**Jobs**
- 1) Answer these questions using the passage on the Concordia neighborhood:
(a) Which street forms the neighborhood's western border?
(b) Which arts district lies mostly in Concordia?
(c) In what year did Concordia University stop operating?
- 2) Based on the passage on the Concordia neighborhood, is each statement true? Answer yes or no and quote the words that decide it.
(a) Cully borders Concordia on the east.
(b) Concordia University had been in the neighborhood since 1925.
(c) Concordia University was a public school.
- 3) Write out the passage on the Concordia neighborhood word for word, everything from "Most of the" down to "operations in 2020.".

**Quoted text**
▶
Concordia is a neighborhood in the Northeast section of Portland, Oregon, United States, named after Concordia University, which was located within it.  The neighborhood borders are NE 22nd Ave. on the west, NE Columbia Blvd. on the north, and NE 42nd Ave. on the east.  On the south, the border is NE Prescott St. and NE Alberta Ct., to the west and east of NE 33rd Ave., respectively.  Neighborhoods bordering Concordia are Woodlawn, Vernon, and Sabin on the west, Sunderland on the north, Cully on the east, and Alameda and Beaumont-Wilshire on the south.

Most of the Alberta Street Arts District is in Concordia.

Concordia University, a private liberal arts institution associated with the Lutheran Concordia University System, had been located in the central portion of the neighborhood since 1905 but ceased operations in 2020.
◀
**Collected data**
▶
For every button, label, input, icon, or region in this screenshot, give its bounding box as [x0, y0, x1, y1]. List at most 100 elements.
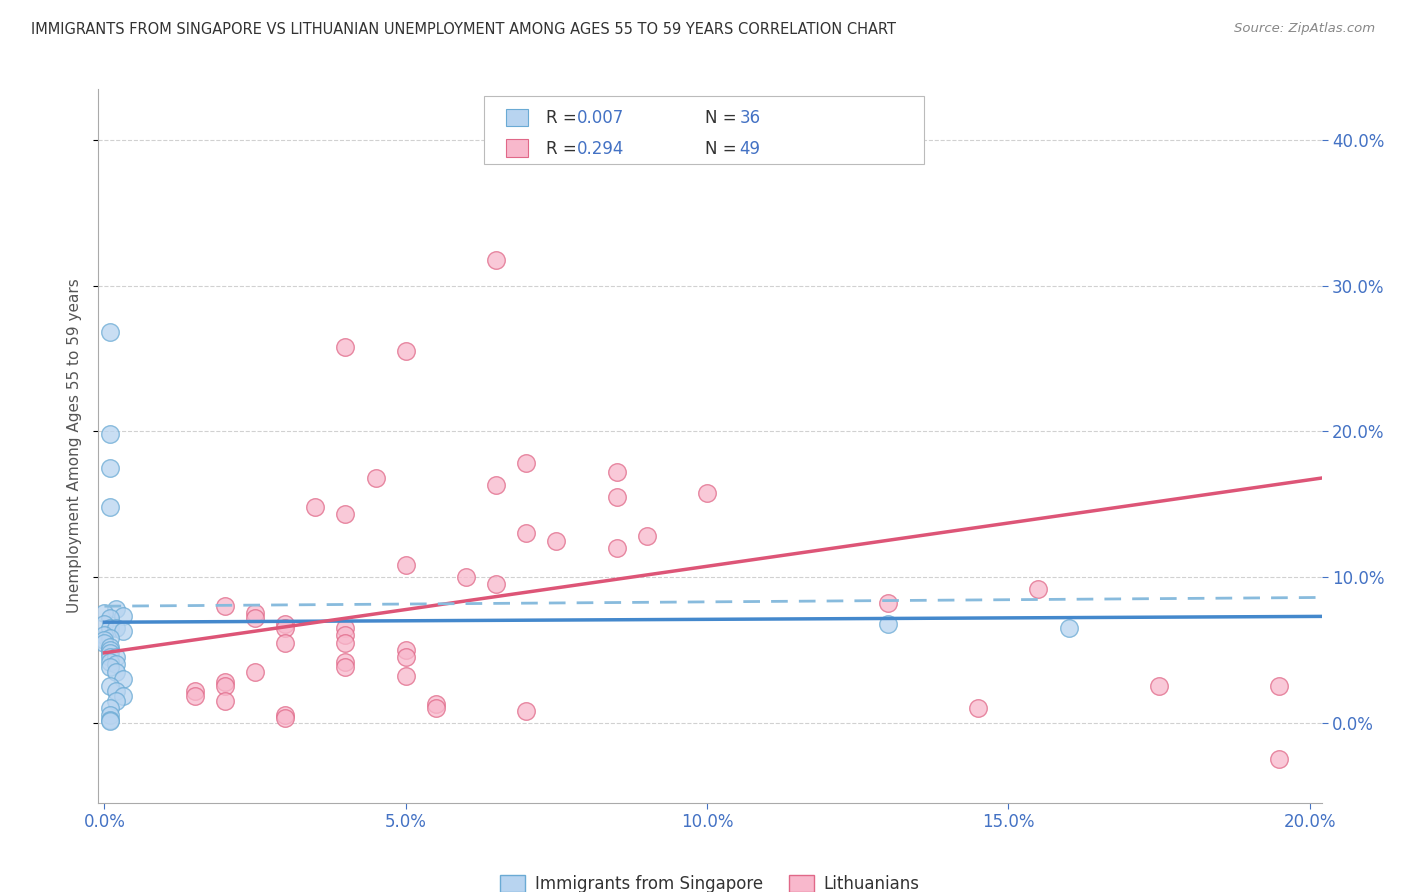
◀
**Results for each task**
- 1)
(a) NE 22nd Ave.
(b) The Alberta Street Arts District
(c) 2020

- 2)
(a) Yes: "Cully on the east"
(b) No: "had been located in the central portion of the neighborhood since 1905"
(c) No: "a private liberal arts institution"

- 3)
Most of the Alberta Street Arts District is in Concordia.

Concordia University, a private liberal arts institution associated with the Lutheran Concordia University System, had been located in the central portion of the neighborhood since 1905 but ceased operations in 2020.